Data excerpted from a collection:
——————————
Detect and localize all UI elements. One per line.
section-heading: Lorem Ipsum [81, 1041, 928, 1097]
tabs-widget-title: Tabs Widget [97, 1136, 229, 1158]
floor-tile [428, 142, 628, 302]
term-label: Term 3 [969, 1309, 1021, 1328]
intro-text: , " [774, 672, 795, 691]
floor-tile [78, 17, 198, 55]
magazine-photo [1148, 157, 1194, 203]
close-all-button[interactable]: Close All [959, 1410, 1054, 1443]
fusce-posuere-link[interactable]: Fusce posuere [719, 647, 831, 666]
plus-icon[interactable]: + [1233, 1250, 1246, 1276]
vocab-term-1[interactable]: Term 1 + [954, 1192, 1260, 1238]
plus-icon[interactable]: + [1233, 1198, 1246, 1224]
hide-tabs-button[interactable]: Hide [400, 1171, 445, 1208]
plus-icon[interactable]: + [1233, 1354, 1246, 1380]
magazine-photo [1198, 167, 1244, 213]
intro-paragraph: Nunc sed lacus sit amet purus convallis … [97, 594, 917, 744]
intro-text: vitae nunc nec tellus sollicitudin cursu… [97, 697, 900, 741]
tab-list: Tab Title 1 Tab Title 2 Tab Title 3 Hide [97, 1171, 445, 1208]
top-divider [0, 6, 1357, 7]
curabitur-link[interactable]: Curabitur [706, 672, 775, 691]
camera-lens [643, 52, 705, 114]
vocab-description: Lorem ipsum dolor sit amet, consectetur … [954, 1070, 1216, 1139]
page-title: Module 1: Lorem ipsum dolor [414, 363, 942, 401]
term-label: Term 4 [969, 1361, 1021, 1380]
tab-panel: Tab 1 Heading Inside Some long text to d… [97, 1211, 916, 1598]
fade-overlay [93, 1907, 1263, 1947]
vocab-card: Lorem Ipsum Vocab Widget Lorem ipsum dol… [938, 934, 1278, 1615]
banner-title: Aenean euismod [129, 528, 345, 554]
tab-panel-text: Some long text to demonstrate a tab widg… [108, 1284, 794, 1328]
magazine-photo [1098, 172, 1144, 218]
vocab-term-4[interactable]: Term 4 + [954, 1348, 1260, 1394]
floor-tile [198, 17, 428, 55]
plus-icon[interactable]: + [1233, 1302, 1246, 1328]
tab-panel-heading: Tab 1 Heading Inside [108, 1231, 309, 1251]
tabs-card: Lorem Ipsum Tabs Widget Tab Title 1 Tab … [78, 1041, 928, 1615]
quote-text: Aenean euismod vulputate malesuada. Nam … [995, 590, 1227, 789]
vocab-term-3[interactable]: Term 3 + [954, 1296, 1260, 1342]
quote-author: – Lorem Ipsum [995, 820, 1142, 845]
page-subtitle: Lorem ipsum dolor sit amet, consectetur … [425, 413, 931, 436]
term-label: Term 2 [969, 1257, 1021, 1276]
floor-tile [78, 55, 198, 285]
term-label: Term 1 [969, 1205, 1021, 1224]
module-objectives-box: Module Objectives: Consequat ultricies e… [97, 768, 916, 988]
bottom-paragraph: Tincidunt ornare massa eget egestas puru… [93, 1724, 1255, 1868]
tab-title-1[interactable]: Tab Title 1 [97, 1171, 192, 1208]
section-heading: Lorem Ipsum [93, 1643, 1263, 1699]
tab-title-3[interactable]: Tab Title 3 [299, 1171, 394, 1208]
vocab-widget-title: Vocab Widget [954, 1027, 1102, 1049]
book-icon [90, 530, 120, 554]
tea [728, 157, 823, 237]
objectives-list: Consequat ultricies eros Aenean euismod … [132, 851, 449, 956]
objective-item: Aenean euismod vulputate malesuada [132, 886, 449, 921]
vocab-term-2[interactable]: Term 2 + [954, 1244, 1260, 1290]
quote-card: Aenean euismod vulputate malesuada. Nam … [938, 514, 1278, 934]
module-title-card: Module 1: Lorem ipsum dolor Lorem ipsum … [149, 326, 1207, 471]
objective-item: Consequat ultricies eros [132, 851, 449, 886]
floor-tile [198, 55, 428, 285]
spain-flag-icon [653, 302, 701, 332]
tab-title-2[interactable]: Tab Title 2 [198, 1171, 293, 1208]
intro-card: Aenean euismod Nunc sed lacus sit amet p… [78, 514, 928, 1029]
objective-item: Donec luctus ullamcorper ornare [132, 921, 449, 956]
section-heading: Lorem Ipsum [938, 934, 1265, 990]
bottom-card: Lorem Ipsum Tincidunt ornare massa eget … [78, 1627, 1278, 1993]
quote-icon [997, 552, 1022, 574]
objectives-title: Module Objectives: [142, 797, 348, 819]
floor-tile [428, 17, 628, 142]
——————————
Reproduce everything from the start of the data down to the line that contains "hide-tabs-button[interactable]: Hide [400, 1171, 445, 1208]", including both ends, keeping every character unchanged.

Detect and localize all UI elements. One per line.
section-heading: Lorem Ipsum [81, 1041, 928, 1097]
tabs-widget-title: Tabs Widget [97, 1136, 229, 1158]
floor-tile [428, 142, 628, 302]
term-label: Term 3 [969, 1309, 1021, 1328]
intro-text: , " [774, 672, 795, 691]
floor-tile [78, 17, 198, 55]
magazine-photo [1148, 157, 1194, 203]
close-all-button[interactable]: Close All [959, 1410, 1054, 1443]
fusce-posuere-link[interactable]: Fusce posuere [719, 647, 831, 666]
plus-icon[interactable]: + [1233, 1250, 1246, 1276]
vocab-term-1[interactable]: Term 1 + [954, 1192, 1260, 1238]
plus-icon[interactable]: + [1233, 1198, 1246, 1224]
hide-tabs-button[interactable]: Hide [400, 1171, 445, 1208]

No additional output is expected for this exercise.